# [Raw records]
**********

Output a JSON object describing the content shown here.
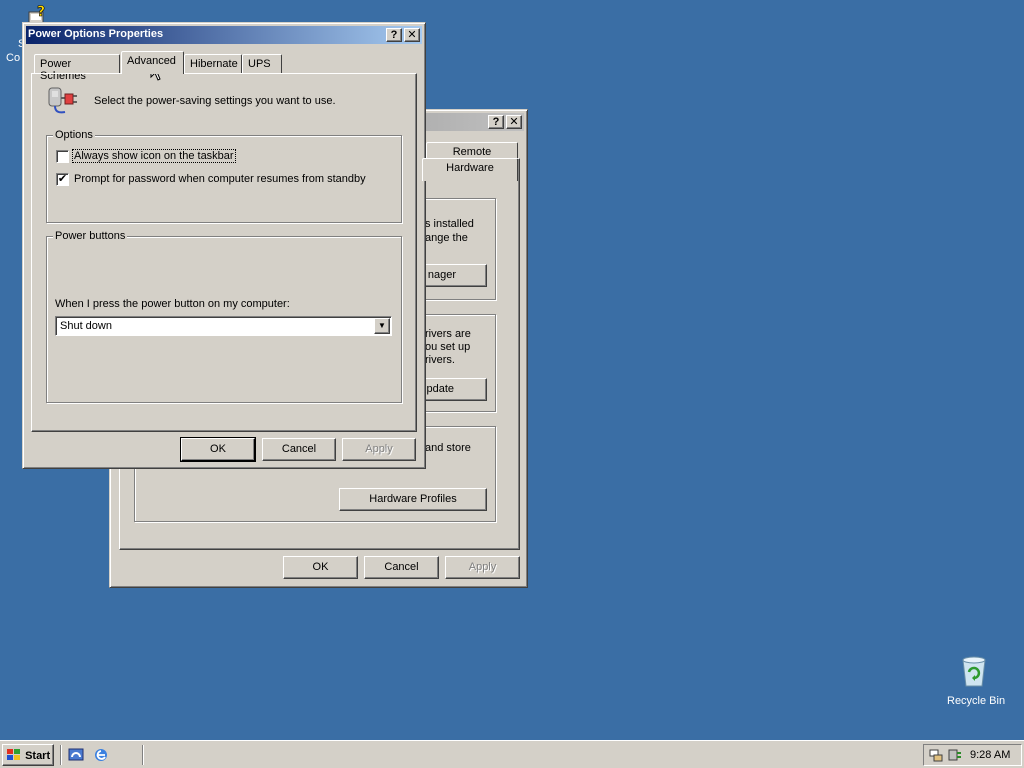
{
  "desktop": {
    "top_left_icon_label_fragments": [
      "Sy",
      "Co"
    ],
    "recycle_bin_label": "Recycle Bin"
  },
  "back_window": {
    "tabs": [
      "Remote",
      "Hardware"
    ],
    "text_fragments": {
      "device_manager_1": "s installed",
      "device_manager_2": "ange the",
      "device_manager_btn": "nager",
      "drivers_1": "rivers are",
      "drivers_2": "ou set up",
      "drivers_3": "rivers.",
      "windows_update_btn": "pdate",
      "profiles_1": "and store"
    },
    "hardware_profiles_btn": "Hardware Profiles",
    "ok": "OK",
    "cancel": "Cancel",
    "apply": "Apply",
    "help": "?",
    "close": "✕"
  },
  "dialog": {
    "title": "Power Options Properties",
    "help": "?",
    "close": "✕",
    "tabs": {
      "power_schemes": "Power Schemes",
      "advanced": "Advanced",
      "hibernate": "Hibernate",
      "ups": "UPS"
    },
    "intro": "Select the power-saving settings you want to use.",
    "options": {
      "label": "Options",
      "always_show_icon": {
        "label": "Always show icon on the taskbar",
        "checked": false,
        "mark": ""
      },
      "prompt_password": {
        "label": "Prompt for password when computer resumes from standby",
        "checked": true,
        "mark": "✔"
      }
    },
    "power_buttons": {
      "label": "Power buttons",
      "prompt": "When I press the power button on my computer:",
      "selected": "Shut down",
      "arrow": "▼"
    },
    "ok": "OK",
    "cancel": "Cancel",
    "apply": "Apply"
  },
  "taskbar": {
    "start_label": "Start",
    "clock": "9:28 AM"
  },
  "icons": {
    "start": "windows-flag-icon",
    "quicklaunch": [
      "show-desktop-icon",
      "internet-explorer-icon"
    ],
    "tray": [
      "network-icon",
      "power-icon"
    ]
  },
  "colors": {
    "desktop": "#3a6ea5",
    "title_active_start": "#0a246a",
    "title_active_end": "#a6caf0",
    "face": "#d4d0c8"
  }
}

**********

# [The request]
Copy out all the entries exactly. Images stay out of the copy.

# [Solution for this problem]
Output a JSON object describing the content shown here.
{
  "desktop": {
    "top_left_icon_label_fragments": [
      "Sy",
      "Co"
    ],
    "recycle_bin_label": "Recycle Bin"
  },
  "back_window": {
    "tabs": [
      "Remote",
      "Hardware"
    ],
    "text_fragments": {
      "device_manager_1": "s installed",
      "device_manager_2": "ange the",
      "device_manager_btn": "nager",
      "drivers_1": "rivers are",
      "drivers_2": "ou set up",
      "drivers_3": "rivers.",
      "windows_update_btn": "pdate",
      "profiles_1": "and store"
    },
    "hardware_profiles_btn": "Hardware Profiles",
    "ok": "OK",
    "cancel": "Cancel",
    "apply": "Apply",
    "help": "?",
    "close": "✕"
  },
  "dialog": {
    "title": "Power Options Properties",
    "help": "?",
    "close": "✕",
    "tabs": {
      "power_schemes": "Power Schemes",
      "advanced": "Advanced",
      "hibernate": "Hibernate",
      "ups": "UPS"
    },
    "intro": "Select the power-saving settings you want to use.",
    "options": {
      "label": "Options",
      "always_show_icon": {
        "label": "Always show icon on the taskbar",
        "checked": false,
        "mark": ""
      },
      "prompt_password": {
        "label": "Prompt for password when computer resumes from standby",
        "checked": true,
        "mark": "✔"
      }
    },
    "power_buttons": {
      "label": "Power buttons",
      "prompt": "When I press the power button on my computer:",
      "selected": "Shut down",
      "arrow": "▼"
    },
    "ok": "OK",
    "cancel": "Cancel",
    "apply": "Apply"
  },
  "taskbar": {
    "start_label": "Start",
    "clock": "9:28 AM"
  },
  "icons": {
    "start": "windows-flag-icon",
    "quicklaunch": [
      "show-desktop-icon",
      "internet-explorer-icon"
    ],
    "tray": [
      "network-icon",
      "power-icon"
    ]
  },
  "colors": {
    "desktop": "#3a6ea5",
    "title_active_start": "#0a246a",
    "title_active_end": "#a6caf0",
    "face": "#d4d0c8"
  }
}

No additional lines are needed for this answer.